Written request
List, from the lines below, each one with "article" in it.

======== Entries shown

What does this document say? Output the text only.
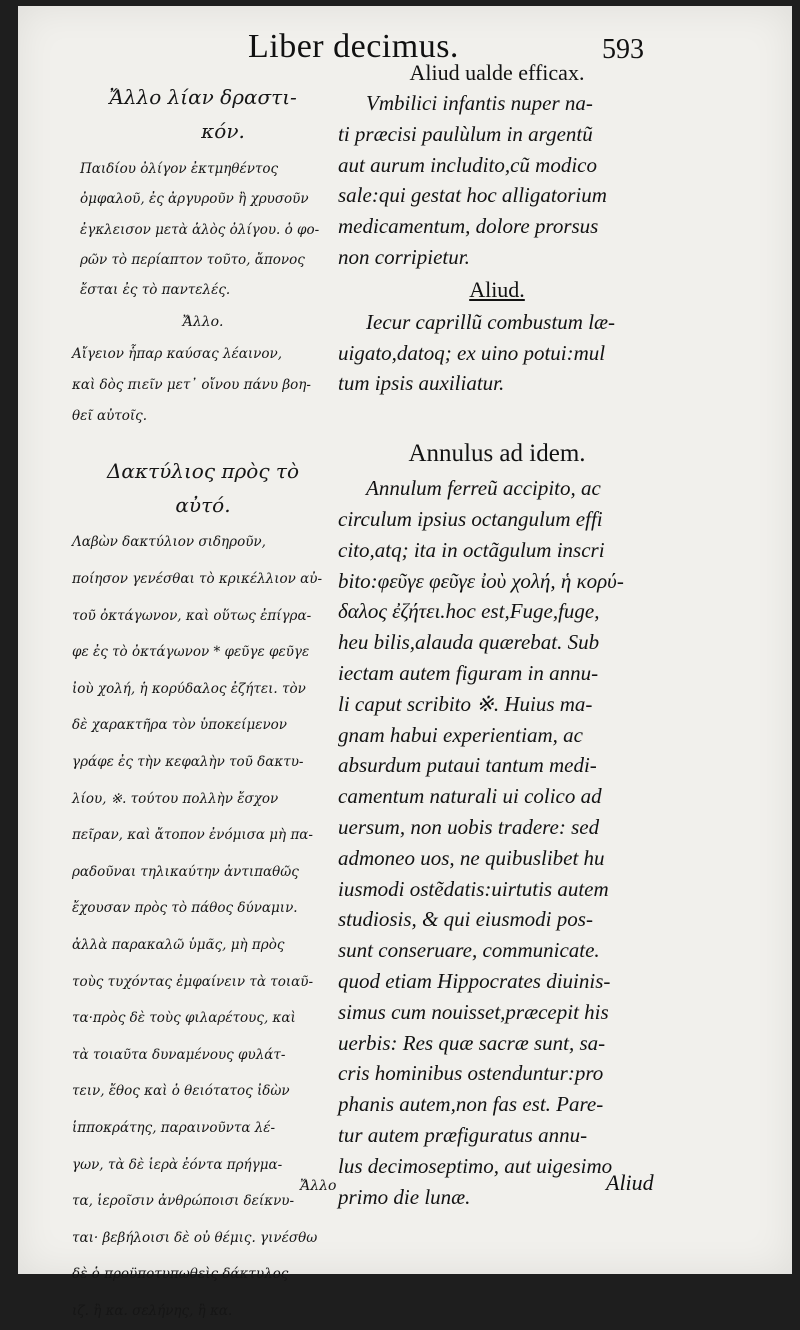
Liber decimus.	593
Ἄλλο λίαν δραστι-
κόν.
Παιδίου ὀλίγον ἐκτμηθέντος
ὀμφαλοῦ, ἐς ἀργυροῦν ἢ χρυσοῦν
ἐγκλεισον μετὰ ἁλὸς ὀλίγου. ὁ φο-
ρῶν τὸ περίαπτον τοῦτο, ἄπονος
ἔσται ἐς τὸ παντελές.
Ἄλλο.
Αἴγειον ἧπαρ καύσας λέαινον,
καὶ δὸς πιεῖν μετ᾽ οἴνου πάνυ βοη-
θεῖ αὐτοῖς.
Δακτύλιος πρὸς τὸ
αὐτό.
Λαβὼν δακτύλιον σιδηροῦν,
ποίησον γενέσθαι τὸ κρικέλλιον αὐ-
τοῦ ὀκτάγωνον, καὶ οὕτως ἐπίγρα-
φε ἐς τὸ ὀκτάγωνον * φεῦγε φεῦγε
ἰοὺ χολή, ἡ κορύδαλος ἐζήτει. τὸν
δὲ χαρακτῆρα τὸν ὑποκείμενον
γράφε ἐς τὴν κεφαλὴν τοῦ δακτυ-
λίου, ※. τούτου πολλὴν ἔσχον
πεῖραν, καὶ ἄτοπον ἐνόμισα μὴ πα-
ραδοῦναι τηλικαύτην ἀντιπαθῶς
ἔχουσαν πρὸς τὸ πάθος δύναμιν.
ἀλλὰ παρακαλῶ ὑμᾶς, μὴ πρὸς
τοὺς τυχόντας ἐμφαίνειν τὰ τοιαῦ-
τα·πρὸς δὲ τοὺς φιλαρέτους, καὶ
τὰ τοιαῦτα δυναμένους φυλάτ-
τειν, ἔθος καὶ ὁ θειότατος ἰδὼν
ἱπποκράτης, παραινοῦντα λέ-
γων, τὰ δὲ ἱερὰ ἐόντα πρήγμα-
τα, ἱεροῖσιν ἀνθρώποισι δείκνυ-
ται· βεβήλοισι δὲ οὐ θέμις. γινέσθω
δὲ ὁ προϋποτυπωθεὶς δάκτυλος
ιζ. ἢ κα. σελήνης, ἢ κα.
Ἄλλο
Aliud ualde efficax.
Vmbilici infantis nuper na-
ti præcisi paulùlum in argentũ
aut aurum includito,cũ modico
sale:qui gestat hoc alligatorium
medicamentum, dolore prorsus
non corripietur.
Aliud.
Iecur caprillũ combustum læ-
uigato,datoq; ex uino potui:mul
tum ipsis auxiliatur.
Annulus ad idem.
Annulum ferreũ accipito, ac
circulum ipsius octangulum effi
cito,atq; ita in octãgulum inscri
bito:φεῦγε φεῦγε ἰοὺ χολή, ἡ κορύ-
δαλος ἐζήτει.hoc est,Fuge,fuge,
heu bilis,alauda quærebat. Sub
iectam autem figuram in annu-
li caput scribito ※. Huius ma-
gnam habui experientiam, ac
absurdum putaui tantum medi-
camentum naturali ui colico ad
uersum, non uobis tradere: sed
admoneo uos, ne quibuslibet hu
iusmodi ostẽdatis:uirtutis autem
studiosis, & qui eiusmodi pos-
sunt conseruare, communicate.
quod etiam Hippocrates diuinis-
simus cum nouisset,præcepit his
uerbis: Res quæ sacræ sunt, sa-
cris hominibus ostenduntur:pro
phanis autem,non fas est. Pare-
tur autem præfiguratus annu-
lus decimoseptimo, aut uigesimo
primo die lunæ.
Aliud
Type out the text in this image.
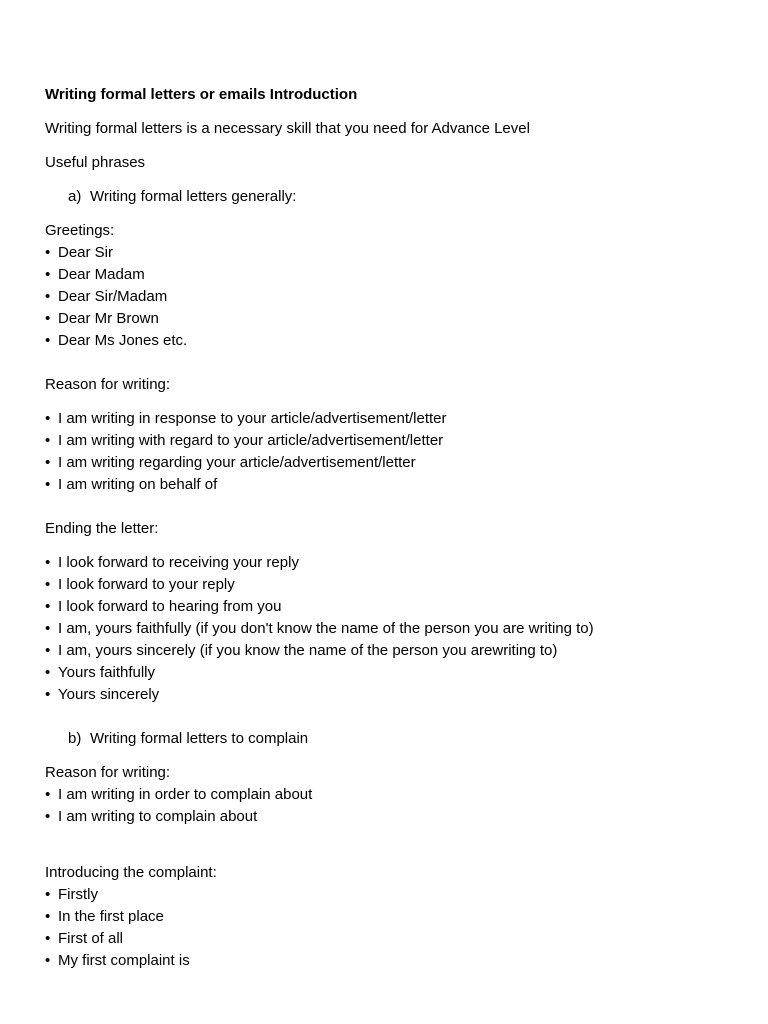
Writing formal letters or emails Introduction

Writing formal letters is a necessary skill that you need for Advance Level

Useful phrases

a) Writing formal letters generally:

Greetings:

• Dear Sir
• Dear Madam
• Dear Sir/Madam
• Dear Mr Brown
• Dear Ms Jones etc.

Reason for writing:

• I am writing in response to your article/advertisement/letter
• I am writing with regard to your article/advertisement/letter
• I am writing regarding your article/advertisement/letter
• I am writing on behalf of

Ending the letter:

• I look forward to receiving your reply
• I look forward to your reply
• I look forward to hearing from you
• I am, yours faithfully (if you don't know the name of the person you are writing to)
• I am, yours sincerely (if you know the name of the person you arewriting to)
• Yours faithfully
• Yours sincerely

b) Writing formal letters to complain

Reason for writing:

• I am writing in order to complain about
• I am writing to complain about

Introducing the complaint:

• Firstly
• In the first place
• First of all
• My first complaint is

================

Correct output
• I am writing in response to your article/advertisement/letter
• I am writing with regard to your article/advertisement/letter
• I am writing regarding your article/advertisement/letter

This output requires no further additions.